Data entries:

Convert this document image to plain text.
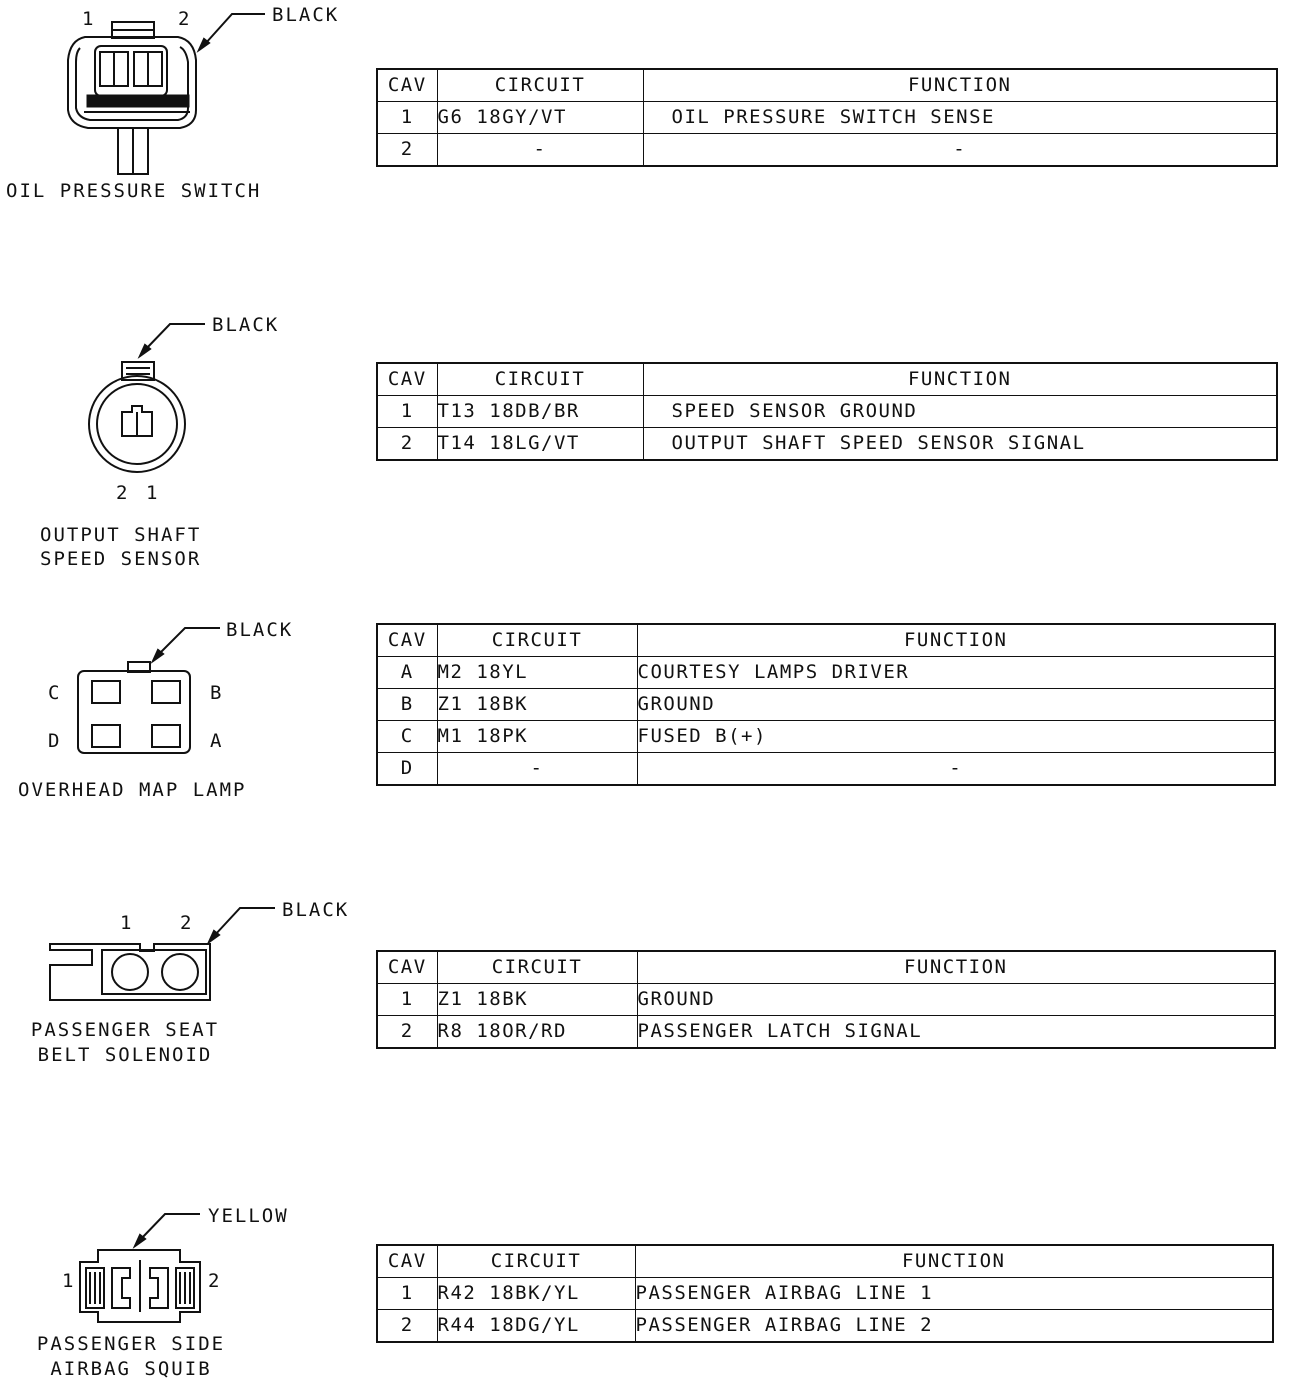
1	2	BLACK
OIL PRESSURE SWITCH
CAV	CIRCUIT	FUNCTION
1	G6 18GY/VT	OIL PRESSURE SWITCH SENSE
2	-	-
BLACK
2 1
OUTPUT SHAFT
SPEED SENSOR
CAV	CIRCUIT	FUNCTION
1	T13 18DB/BR	SPEED SENSOR GROUND
2	T14 18LG/VT	OUTPUT SHAFT SPEED SENSOR SIGNAL
BLACK
C	B
D	A
OVERHEAD MAP LAMP
CAV	CIRCUIT	FUNCTION
A	M2 18YL	COURTESY LAMPS DRIVER
B	Z1 18BK	GROUND
C	M1 18PK	FUSED B(+)
D	-	-
1 2
BLACK
PASSENGER SEAT
BELT SOLENOID
CAV	CIRCUIT	FUNCTION
1	Z1 18BK	GROUND
2	R8 18OR/RD	PASSENGER LATCH SIGNAL
YELLOW
1	2
PASSENGER SIDE
AIRBAG SQUIB
CAV	CIRCUIT	FUNCTION
1	R42 18BK/YL	PASSENGER AIRBAG LINE 1
2	R44 18DG/YL	PASSENGER AIRBAG LINE 2
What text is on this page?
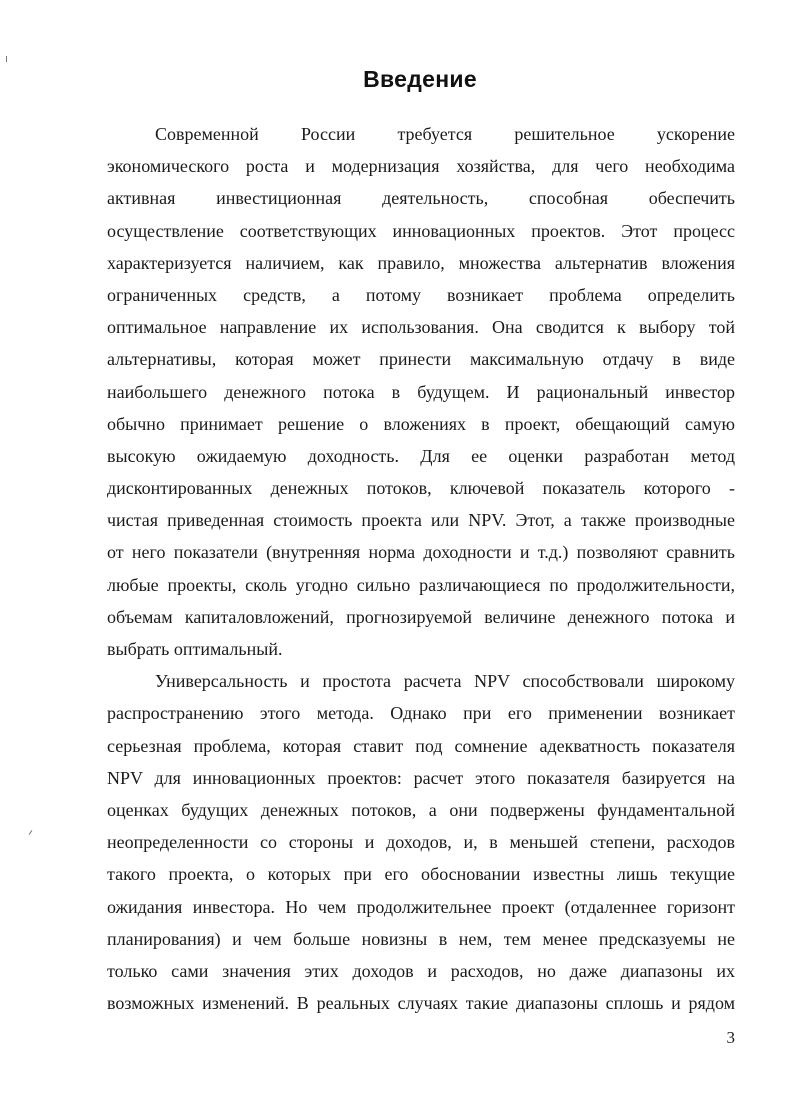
Введение
Современной России требуется решительное ускорение
экономического роста и модернизация хозяйства, для чего необходима
активная инвестиционная деятельность, способная обеспечить
осуществление соответствующих инновационных проектов. Этот процесс
характеризуется наличием, как правило, множества альтернатив вложения
ограниченных средств, а потому возникает проблема определить
оптимальное направление их использования. Она сводится к выбору той
альтернативы, которая может принести максимальную отдачу в виде
наибольшего денежного потока в будущем. И рациональный инвестор
обычно принимает решение о вложениях в проект, обещающий самую
высокую ожидаемую доходность. Для ее оценки разработан метод
дисконтированных денежных потоков, ключевой показатель которого -
чистая приведенная стоимость проекта или NPV. Этот, а также производные
от него показатели (внутренняя норма доходности и т.д.) позволяют сравнить
любые проекты, сколь угодно сильно различающиеся по продолжительности,
объемам капиталовложений, прогнозируемой величине денежного потока и
выбрать оптимальный.
Универсальность и простота расчета NPV способствовали широкому
распространению этого метода. Однако при его применении возникает
серьезная проблема, которая ставит под сомнение адекватность показателя
NPV для инновационных проектов: расчет этого показателя базируется на
оценках будущих денежных потоков, а они подвержены фундаментальной
неопределенности со стороны и доходов, и, в меньшей степени, расходов
такого проекта, о которых при его обосновании известны лишь текущие
ожидания инвестора. Но чем продолжительнее проект (отдаленнее горизонт
планирования) и чем больше новизны в нем, тем менее предсказуемы не
только сами значения этих доходов и расходов, но даже диапазоны их
возможных изменений. В реальных случаях такие диапазоны сплошь и рядом
3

» What is required: Return all of the data exactly as written, and drop the pictures.

» Finished task:
Convert this document image to plain text.
1	2	BLACK
OIL PRESSURE SWITCH
CAV	CIRCUIT	FUNCTION
1	G6 18GY/VT	OIL PRESSURE SWITCH SENSE
2	-	-
BLACK
2 1
OUTPUT SHAFT
SPEED SENSOR
CAV	CIRCUIT	FUNCTION
1	T13 18DB/BR	SPEED SENSOR GROUND
2	T14 18LG/VT	OUTPUT SHAFT SPEED SENSOR SIGNAL
BLACK
C	B
D	A
OVERHEAD MAP LAMP
CAV	CIRCUIT	FUNCTION
A	M2 18YL	COURTESY LAMPS DRIVER
B	Z1 18BK	GROUND
C	M1 18PK	FUSED B(+)
D	-	-
1 2
BLACK
PASSENGER SEAT
BELT SOLENOID
CAV	CIRCUIT	FUNCTION
1	Z1 18BK	GROUND
2	R8 18OR/RD	PASSENGER LATCH SIGNAL
YELLOW
1	2
PASSENGER SIDE
AIRBAG SQUIB
CAV	CIRCUIT	FUNCTION
1	R42 18BK/YL	PASSENGER AIRBAG LINE 1
2	R44 18DG/YL	PASSENGER AIRBAG LINE 2
What text is on this page?
Введение
Современной России требуется решительное ускорение
экономического роста и модернизация хозяйства, для чего необходима
активная инвестиционная деятельность, способная обеспечить
осуществление соответствующих инновационных проектов. Этот процесс
характеризуется наличием, как правило, множества альтернатив вложения
ограниченных средств, а потому возникает проблема определить
оптимальное направление их использования. Она сводится к выбору той
альтернативы, которая может принести максимальную отдачу в виде
наибольшего денежного потока в будущем. И рациональный инвестор
обычно принимает решение о вложениях в проект, обещающий самую
высокую ожидаемую доходность. Для ее оценки разработан метод
дисконтированных денежных потоков, ключевой показатель которого -
чистая приведенная стоимость проекта или NPV. Этот, а также производные
от него показатели (внутренняя норма доходности и т.д.) позволяют сравнить
любые проекты, сколь угодно сильно различающиеся по продолжительности,
объемам капиталовложений, прогнозируемой величине денежного потока и
выбрать оптимальный.
Универсальность и простота расчета NPV способствовали широкому
распространению этого метода. Однако при его применении возникает
серьезная проблема, которая ставит под сомнение адекватность показателя
NPV для инновационных проектов: расчет этого показателя базируется на
оценках будущих денежных потоков, а они подвержены фундаментальной
неопределенности со стороны и доходов, и, в меньшей степени, расходов
такого проекта, о которых при его обосновании известны лишь текущие
ожидания инвестора. Но чем продолжительнее проект (отдаленнее горизонт
планирования) и чем больше новизны в нем, тем менее предсказуемы не
только сами значения этих доходов и расходов, но даже диапазоны их
возможных изменений. В реальных случаях такие диапазоны сплошь и рядом
3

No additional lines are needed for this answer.